---------- DATA LISTING

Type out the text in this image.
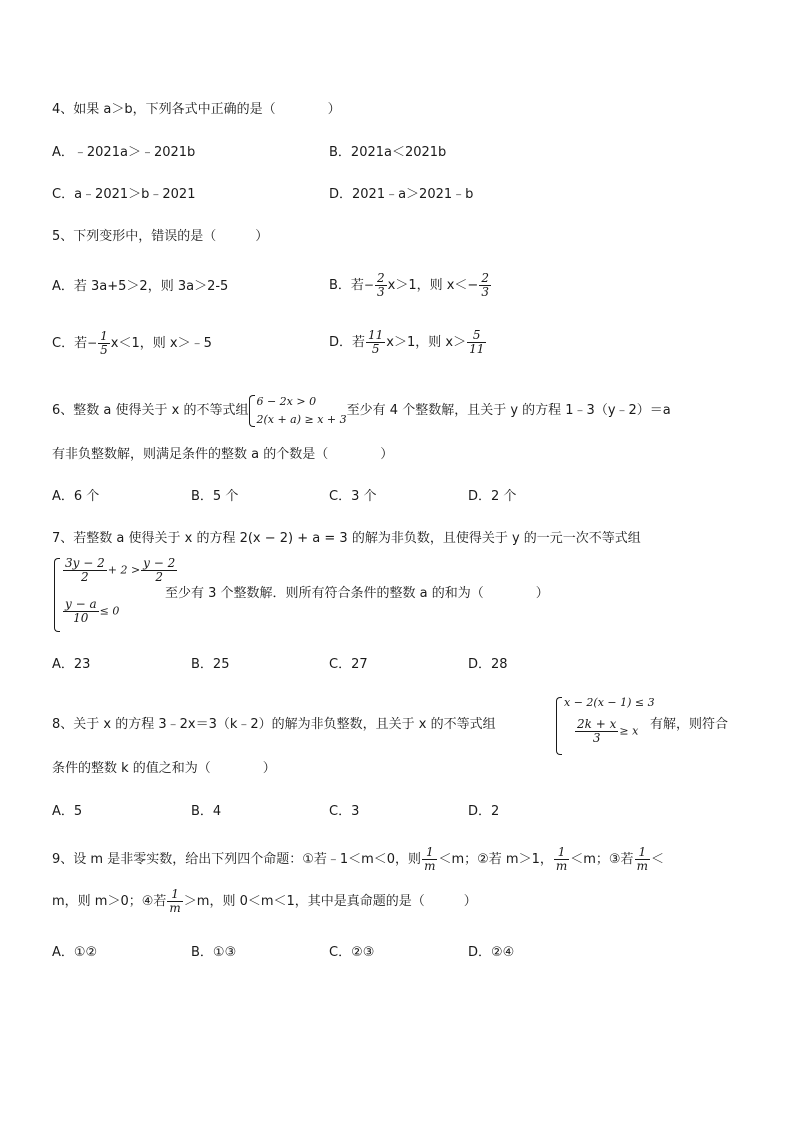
4、如果 a＞b，下列各式中正确的是（　　　　）
A．﹣2021a＞﹣2021b	B．2021a＜2021b
C．a﹣2021＞b﹣2021	D．2021﹣a＞2021﹣b
5、下列变形中，错误的是（　　　）
A．若 3a+5＞2，则 3a＞2-5	B．若− $\frac{2}{3} x>1$，则 $x<- \frac{2}{3}$
C．若− $\frac{1}{5} x<1$，则 x＞﹣5	D．若 $\frac{11}{5} x>1$，则 $x> \frac{5}{11}$
6、整数 a 使得关于 x 的不等式组
6 − 2x > 0
2(x + a) ≥ x + 3
至少有 4 个整数解，且关于 y 的方程 1﹣3（y﹣2）＝a
有非负整数解，则满足条件的整数 a 的个数是（　　　　）
A．6 个	B．5 个	C．3 个	D．2 个
7、若整数 a 使得关于 x 的方程 2(x − 2) + a = 3 的解为非负数，且使得关于 y 的一元一次不等式组
$\frac{3y - 2}{2} + 2 > \frac{y - 2}{2}$
$\frac{y - a}{10} \le 0$
至少有 3 个整数解．则所有符合条件的整数 a 的和为（　　　　）
A．23	B．25	C．27	D．28
8、关于 x 的方程 3﹣2x＝3（k﹣2）的解为非负整数，且关于 x 的不等式组
x − 2(x − 1) ≤ 3
$\frac{2k + x}{3} \ge x$ 有解，则符合
条件的整数 k 的值之和为（　　　　）
A．5	B．4	C．3	D．2
9、设 m 是非零实数，给出下列四个命题：①若﹣1＜m＜0，则 $\frac{1}{m} <m$；②若 m＞1， $\frac{1}{m} <m$；③若 $\frac{1}{m}$ ＜
m，则 m＞0；④若 $\frac{1}{m} >m$，则 0＜m＜1，其中是真命题的是（　　　）
A．①②	B．①③	C．②③	D．②④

--------------------

» **STATED PROBLEM**
Look for the word "个整数解" and return every line where it occurs.

» **COMPLETE ANSWER**
至少有 4 个整数解，且关于 y 的方程 1﹣3（y﹣2）＝a
至少有 3 个整数解．则所有符合条件的整数 a 的和为（　　　　）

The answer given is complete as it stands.